WHAT IS ASKED – Go through the entries below and copy each line containing the word "before".

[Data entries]
— start —
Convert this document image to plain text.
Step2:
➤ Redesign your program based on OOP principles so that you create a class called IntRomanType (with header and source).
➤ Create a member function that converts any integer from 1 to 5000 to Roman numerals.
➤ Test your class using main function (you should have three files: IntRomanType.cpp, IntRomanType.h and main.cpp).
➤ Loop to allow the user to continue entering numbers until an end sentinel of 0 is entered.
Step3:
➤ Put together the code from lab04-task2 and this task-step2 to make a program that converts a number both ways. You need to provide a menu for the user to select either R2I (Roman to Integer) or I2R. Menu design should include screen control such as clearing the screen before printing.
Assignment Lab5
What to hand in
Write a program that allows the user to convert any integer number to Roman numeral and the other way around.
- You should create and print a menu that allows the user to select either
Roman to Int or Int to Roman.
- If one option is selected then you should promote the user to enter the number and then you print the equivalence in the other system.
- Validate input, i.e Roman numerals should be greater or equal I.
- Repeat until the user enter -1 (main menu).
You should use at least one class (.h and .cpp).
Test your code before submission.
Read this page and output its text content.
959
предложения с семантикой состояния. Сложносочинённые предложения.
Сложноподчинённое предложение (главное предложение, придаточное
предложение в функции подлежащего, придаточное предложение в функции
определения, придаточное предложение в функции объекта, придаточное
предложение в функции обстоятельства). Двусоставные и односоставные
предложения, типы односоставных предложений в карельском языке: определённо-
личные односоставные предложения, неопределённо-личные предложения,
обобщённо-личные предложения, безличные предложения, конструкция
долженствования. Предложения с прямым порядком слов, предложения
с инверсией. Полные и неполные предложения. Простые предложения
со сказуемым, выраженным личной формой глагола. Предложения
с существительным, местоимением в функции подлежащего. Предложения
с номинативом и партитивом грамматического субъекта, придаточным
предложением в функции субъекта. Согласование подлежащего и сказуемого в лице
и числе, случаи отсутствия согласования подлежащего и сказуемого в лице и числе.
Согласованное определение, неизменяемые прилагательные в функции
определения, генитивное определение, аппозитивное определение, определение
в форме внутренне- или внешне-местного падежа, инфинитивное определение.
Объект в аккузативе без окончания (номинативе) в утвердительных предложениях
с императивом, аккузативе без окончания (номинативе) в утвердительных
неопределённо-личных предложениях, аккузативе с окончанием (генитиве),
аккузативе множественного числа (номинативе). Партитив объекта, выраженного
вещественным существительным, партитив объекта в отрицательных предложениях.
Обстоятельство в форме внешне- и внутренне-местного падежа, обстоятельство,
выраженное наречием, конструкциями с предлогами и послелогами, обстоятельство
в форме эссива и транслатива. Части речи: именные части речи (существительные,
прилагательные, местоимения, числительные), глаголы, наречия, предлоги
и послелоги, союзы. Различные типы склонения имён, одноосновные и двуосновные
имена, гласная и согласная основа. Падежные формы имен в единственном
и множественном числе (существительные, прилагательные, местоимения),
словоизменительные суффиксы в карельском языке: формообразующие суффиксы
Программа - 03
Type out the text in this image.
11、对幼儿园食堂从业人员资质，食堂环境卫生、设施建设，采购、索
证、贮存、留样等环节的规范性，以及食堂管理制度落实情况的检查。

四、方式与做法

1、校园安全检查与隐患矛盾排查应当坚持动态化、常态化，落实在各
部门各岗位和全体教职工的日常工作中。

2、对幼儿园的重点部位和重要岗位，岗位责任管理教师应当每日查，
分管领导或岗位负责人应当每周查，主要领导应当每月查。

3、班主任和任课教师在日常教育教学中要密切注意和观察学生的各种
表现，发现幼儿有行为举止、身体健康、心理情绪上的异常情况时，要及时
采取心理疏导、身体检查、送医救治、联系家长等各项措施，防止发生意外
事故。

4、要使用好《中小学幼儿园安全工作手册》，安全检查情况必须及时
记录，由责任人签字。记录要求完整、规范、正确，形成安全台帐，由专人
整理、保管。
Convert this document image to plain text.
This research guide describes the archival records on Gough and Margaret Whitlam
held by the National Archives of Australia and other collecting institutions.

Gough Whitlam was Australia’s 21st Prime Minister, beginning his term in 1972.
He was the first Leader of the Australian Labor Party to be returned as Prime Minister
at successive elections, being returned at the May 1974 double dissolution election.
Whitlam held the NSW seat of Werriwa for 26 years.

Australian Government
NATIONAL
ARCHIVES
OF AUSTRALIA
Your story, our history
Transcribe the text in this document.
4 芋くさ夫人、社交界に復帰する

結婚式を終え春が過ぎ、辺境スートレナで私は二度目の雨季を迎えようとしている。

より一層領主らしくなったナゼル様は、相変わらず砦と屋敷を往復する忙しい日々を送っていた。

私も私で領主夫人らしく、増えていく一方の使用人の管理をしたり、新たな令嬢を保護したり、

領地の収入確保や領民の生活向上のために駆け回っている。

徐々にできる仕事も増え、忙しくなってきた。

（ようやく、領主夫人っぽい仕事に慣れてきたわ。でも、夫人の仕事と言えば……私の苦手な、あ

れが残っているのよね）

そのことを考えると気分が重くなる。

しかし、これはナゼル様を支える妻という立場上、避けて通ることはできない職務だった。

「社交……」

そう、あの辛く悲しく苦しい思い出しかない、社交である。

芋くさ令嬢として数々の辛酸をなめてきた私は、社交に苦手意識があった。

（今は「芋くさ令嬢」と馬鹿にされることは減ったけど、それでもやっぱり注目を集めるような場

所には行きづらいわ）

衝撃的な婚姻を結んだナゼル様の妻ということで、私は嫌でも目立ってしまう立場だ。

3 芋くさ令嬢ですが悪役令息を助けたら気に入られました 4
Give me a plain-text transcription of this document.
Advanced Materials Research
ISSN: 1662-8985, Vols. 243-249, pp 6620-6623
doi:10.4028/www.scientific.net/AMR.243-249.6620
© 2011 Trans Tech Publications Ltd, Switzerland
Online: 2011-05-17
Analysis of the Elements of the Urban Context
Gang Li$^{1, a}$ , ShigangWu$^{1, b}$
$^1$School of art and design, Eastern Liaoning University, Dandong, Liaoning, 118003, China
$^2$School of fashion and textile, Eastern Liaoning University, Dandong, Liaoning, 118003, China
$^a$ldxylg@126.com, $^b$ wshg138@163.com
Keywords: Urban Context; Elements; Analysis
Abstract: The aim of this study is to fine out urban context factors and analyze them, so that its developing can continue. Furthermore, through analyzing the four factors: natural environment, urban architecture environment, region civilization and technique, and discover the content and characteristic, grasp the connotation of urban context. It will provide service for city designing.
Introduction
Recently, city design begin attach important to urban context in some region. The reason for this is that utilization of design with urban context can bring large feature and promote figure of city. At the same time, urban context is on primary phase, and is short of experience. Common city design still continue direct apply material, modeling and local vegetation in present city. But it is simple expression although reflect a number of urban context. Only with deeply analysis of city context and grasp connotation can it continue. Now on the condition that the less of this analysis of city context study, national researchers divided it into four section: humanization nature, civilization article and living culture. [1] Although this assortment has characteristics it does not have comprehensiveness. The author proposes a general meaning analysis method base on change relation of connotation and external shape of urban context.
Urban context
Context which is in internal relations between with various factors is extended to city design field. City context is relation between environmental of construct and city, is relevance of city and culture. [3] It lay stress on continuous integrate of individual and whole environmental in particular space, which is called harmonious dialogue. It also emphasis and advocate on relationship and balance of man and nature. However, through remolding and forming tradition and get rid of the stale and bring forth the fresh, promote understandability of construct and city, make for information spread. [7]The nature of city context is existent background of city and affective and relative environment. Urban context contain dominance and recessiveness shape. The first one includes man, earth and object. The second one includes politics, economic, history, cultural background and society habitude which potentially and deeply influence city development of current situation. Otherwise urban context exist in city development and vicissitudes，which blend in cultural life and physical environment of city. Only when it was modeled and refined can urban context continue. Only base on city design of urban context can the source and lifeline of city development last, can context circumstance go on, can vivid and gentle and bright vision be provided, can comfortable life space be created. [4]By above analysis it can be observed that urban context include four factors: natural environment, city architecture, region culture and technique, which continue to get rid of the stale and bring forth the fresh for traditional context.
— end —
RESULT FOR THIS EXERCISE –
➤ Put together the code from lab04-task2 and this task-step2 to make a program that converts a number both ways. You need to provide a menu for the user to select either R2I (Roman to Integer) or I2R. Menu design should include screen control such as clearing the screen before printing.
Test your code before submission.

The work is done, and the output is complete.